**Text excerpt**
BEGIN
A young secondary teacher, an enthusiastic, hard-working and effective practitioner, told how she had submitted, during each of the past three years, a written request for a set of textbooks "to help me, and my pupils, with the Higher course". Each time she was told no funds were available.
Many teachers are similarly starved of finance for books and other resources which will directly benefit their pupils. Major cuts have already been made to the budgets of schools which have been struggling to remove the red ink from their ledgers. And, we are told, more stringent cuts to classroom supplies will be made during the year ahead.
What bothers many teachers is that the education budget seems to have so much money available for other things which are well back from the front line of the classroom. One probationer said her authority's probationers meet every second week in a hotel for staff development work. The cost of the room and some catering is pound;500 a time. That's pound;15,000 a session which would be saved if, as the probationer suggested, the meetings were held in schools.
Other teachers said they had attended mediocre in-service courses which were led by "eminent thinkers" who were being paid pound;500 or more for a day's work. In-service courses by "eminent doers" - practising teachers - it was agreed, provided a cheaper, and frequently superior, alternative.
Just about every teacher complained of "pretty useless newsletters" from their authority, which were badly written and provided little help with the introduction of the new curriculum. The combined cost of staff time and printing for each newsletter is considerable. Publishing the material on the internet would have saved significant sums.
Many teachers questioned the need for 30-plus education authorities, 30- plus directors of education and 30-plus teams of education officials, doing important things but also reinventing the wheel and using up valuable funds.
END
Continue the article on school funding cuts, picking up right after its last sentence. You won't need the entries for this.

**Extracted information**
BEGIN
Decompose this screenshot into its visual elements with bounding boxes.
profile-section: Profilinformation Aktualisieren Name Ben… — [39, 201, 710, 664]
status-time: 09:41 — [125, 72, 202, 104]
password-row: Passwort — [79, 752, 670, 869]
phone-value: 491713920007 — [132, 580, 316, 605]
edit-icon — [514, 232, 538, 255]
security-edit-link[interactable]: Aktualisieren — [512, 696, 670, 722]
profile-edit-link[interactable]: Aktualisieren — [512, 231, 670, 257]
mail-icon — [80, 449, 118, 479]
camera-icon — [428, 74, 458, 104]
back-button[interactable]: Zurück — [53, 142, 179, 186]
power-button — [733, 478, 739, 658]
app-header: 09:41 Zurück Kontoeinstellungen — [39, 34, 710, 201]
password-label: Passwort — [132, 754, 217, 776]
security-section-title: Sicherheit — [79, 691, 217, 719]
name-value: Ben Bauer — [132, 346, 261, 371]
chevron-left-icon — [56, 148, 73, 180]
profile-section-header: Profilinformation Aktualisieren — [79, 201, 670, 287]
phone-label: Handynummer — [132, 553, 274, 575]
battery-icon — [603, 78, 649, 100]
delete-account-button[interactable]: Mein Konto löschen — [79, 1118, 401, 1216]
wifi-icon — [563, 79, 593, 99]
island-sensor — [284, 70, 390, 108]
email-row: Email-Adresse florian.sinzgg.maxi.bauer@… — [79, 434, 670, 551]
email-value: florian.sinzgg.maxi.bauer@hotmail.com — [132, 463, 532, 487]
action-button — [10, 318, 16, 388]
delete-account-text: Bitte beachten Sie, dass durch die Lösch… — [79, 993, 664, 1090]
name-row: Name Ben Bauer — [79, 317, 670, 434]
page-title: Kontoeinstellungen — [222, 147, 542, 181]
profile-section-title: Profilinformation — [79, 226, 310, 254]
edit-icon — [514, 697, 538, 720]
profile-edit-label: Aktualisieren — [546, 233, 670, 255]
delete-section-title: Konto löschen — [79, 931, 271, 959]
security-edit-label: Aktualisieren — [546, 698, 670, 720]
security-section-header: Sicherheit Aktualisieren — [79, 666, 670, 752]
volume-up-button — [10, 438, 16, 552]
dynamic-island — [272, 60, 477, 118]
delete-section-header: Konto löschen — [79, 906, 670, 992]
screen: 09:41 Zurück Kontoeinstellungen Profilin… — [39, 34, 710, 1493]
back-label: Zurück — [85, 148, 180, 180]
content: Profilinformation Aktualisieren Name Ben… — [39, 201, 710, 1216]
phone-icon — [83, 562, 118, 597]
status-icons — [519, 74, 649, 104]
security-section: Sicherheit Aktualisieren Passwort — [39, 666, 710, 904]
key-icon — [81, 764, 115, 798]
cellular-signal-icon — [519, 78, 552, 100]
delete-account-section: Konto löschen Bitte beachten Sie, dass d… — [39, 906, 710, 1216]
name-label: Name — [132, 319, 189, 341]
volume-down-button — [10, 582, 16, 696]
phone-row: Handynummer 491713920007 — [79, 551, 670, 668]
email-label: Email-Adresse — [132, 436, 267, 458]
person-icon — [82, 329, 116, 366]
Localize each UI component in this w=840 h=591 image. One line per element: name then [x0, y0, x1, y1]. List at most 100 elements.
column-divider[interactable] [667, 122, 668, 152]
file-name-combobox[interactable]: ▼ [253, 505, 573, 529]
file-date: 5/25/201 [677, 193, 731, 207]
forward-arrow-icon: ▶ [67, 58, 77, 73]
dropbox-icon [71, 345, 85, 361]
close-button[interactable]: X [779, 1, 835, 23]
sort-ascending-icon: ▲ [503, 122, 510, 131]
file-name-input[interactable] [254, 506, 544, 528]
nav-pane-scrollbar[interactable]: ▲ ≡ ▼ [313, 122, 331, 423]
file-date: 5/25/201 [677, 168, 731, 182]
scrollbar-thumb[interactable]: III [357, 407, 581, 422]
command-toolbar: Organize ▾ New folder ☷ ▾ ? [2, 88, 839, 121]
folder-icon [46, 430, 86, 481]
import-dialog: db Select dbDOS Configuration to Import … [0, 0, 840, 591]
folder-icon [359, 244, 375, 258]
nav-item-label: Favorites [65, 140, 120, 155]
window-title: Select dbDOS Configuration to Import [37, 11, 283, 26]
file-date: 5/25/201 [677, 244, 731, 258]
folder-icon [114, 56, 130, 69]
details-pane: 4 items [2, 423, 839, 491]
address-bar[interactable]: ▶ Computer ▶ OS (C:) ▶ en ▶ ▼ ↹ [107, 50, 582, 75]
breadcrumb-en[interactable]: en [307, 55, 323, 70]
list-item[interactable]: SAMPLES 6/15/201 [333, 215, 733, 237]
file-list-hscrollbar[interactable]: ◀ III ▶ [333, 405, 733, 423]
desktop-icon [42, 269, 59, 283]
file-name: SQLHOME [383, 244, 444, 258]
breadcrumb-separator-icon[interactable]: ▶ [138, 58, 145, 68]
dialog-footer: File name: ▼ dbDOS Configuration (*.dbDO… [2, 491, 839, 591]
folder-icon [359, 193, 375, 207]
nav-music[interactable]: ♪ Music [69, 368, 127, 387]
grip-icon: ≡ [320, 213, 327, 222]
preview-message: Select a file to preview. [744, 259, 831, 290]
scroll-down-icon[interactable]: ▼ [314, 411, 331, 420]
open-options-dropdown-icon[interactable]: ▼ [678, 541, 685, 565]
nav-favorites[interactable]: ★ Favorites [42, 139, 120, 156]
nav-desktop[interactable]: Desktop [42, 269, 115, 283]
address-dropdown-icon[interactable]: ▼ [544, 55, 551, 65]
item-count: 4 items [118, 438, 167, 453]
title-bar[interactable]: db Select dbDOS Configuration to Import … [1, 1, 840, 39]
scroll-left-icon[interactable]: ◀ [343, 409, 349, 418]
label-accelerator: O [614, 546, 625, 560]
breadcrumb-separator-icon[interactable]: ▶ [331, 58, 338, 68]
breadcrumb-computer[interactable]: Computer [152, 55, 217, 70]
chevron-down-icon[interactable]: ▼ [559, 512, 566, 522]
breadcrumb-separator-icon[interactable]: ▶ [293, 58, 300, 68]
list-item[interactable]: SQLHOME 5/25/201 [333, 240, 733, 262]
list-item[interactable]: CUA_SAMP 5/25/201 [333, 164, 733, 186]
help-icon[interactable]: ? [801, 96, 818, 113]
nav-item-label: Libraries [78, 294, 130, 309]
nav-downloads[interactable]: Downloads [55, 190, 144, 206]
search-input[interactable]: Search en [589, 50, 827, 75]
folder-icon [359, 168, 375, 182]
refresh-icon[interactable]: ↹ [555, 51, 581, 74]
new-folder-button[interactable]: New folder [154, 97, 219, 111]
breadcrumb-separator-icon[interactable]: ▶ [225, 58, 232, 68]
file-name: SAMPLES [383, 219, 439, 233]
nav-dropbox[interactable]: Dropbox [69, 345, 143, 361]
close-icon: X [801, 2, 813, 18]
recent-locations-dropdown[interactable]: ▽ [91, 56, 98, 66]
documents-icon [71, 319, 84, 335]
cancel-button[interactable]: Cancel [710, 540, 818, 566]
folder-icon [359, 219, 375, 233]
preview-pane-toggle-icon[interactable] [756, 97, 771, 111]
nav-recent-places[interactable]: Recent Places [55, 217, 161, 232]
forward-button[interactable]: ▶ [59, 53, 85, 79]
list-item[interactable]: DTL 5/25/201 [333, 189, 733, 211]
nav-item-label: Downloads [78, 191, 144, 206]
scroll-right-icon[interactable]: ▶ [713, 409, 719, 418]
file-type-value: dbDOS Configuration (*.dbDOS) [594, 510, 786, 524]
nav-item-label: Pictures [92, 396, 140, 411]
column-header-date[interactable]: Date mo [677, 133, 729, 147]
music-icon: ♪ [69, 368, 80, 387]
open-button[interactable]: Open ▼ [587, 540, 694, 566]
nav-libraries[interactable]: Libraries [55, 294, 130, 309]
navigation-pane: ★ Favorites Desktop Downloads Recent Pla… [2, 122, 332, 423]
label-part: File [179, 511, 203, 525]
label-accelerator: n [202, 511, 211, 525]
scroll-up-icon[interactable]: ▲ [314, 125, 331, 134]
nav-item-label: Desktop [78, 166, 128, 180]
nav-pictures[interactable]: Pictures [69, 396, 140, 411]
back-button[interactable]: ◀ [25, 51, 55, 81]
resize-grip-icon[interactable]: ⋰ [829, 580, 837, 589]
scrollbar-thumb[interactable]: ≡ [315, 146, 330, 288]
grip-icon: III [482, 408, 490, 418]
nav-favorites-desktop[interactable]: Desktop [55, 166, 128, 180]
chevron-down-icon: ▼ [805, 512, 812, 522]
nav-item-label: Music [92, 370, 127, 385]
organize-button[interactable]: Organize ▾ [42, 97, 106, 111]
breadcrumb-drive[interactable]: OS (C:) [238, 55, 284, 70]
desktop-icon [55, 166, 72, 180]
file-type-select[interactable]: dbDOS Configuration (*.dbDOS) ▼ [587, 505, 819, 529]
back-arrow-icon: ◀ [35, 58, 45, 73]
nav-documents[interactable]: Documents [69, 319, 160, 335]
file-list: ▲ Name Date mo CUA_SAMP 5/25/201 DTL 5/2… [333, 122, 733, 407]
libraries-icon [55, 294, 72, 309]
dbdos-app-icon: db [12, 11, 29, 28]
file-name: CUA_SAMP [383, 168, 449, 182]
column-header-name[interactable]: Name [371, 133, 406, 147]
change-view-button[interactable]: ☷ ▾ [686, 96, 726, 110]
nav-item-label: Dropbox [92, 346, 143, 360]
END
**Your response**
Learning and Teaching Scotland also received negative comments (outright scorn, if you want to be accurate). With inputs of large amounts of money, and some of our best teachers, the quality and usefulness of LTS's classroom resources, and in-service support, were deemed not good enough. One teacher suggested shutting down the "bloated quango" and diverting to schools the millions of pounds it consumes every year.
Certainly, most teachers were not banking on LTS providing high-quality classroom resources for delivering Curriculum for Excellence. "The huge cost of seconding and commissioning teachers to develop classroom materials," one teacher said, "was a misuse of talents and a poor use of limited funds."
A senior teacher pointed out that textbook publishers, which have a track record of delivering useful classroom resources, are having to cut back on book production for the Scottish curriculum because of the slump in orders. Textbooks, and other resources, have a real impact on learning and teaching and there is a genuine sense of rancour that cuts to department budgets are having a detrimental effect on learning standards.
The year ahead will involve a major reassessment of how funds are used in education. But if standards are to be maintained or improved, and the curriculum successfully delivered, more, not less, money should be available for textbooks and other classroom resources.
John Greenlees is a secondary teacher.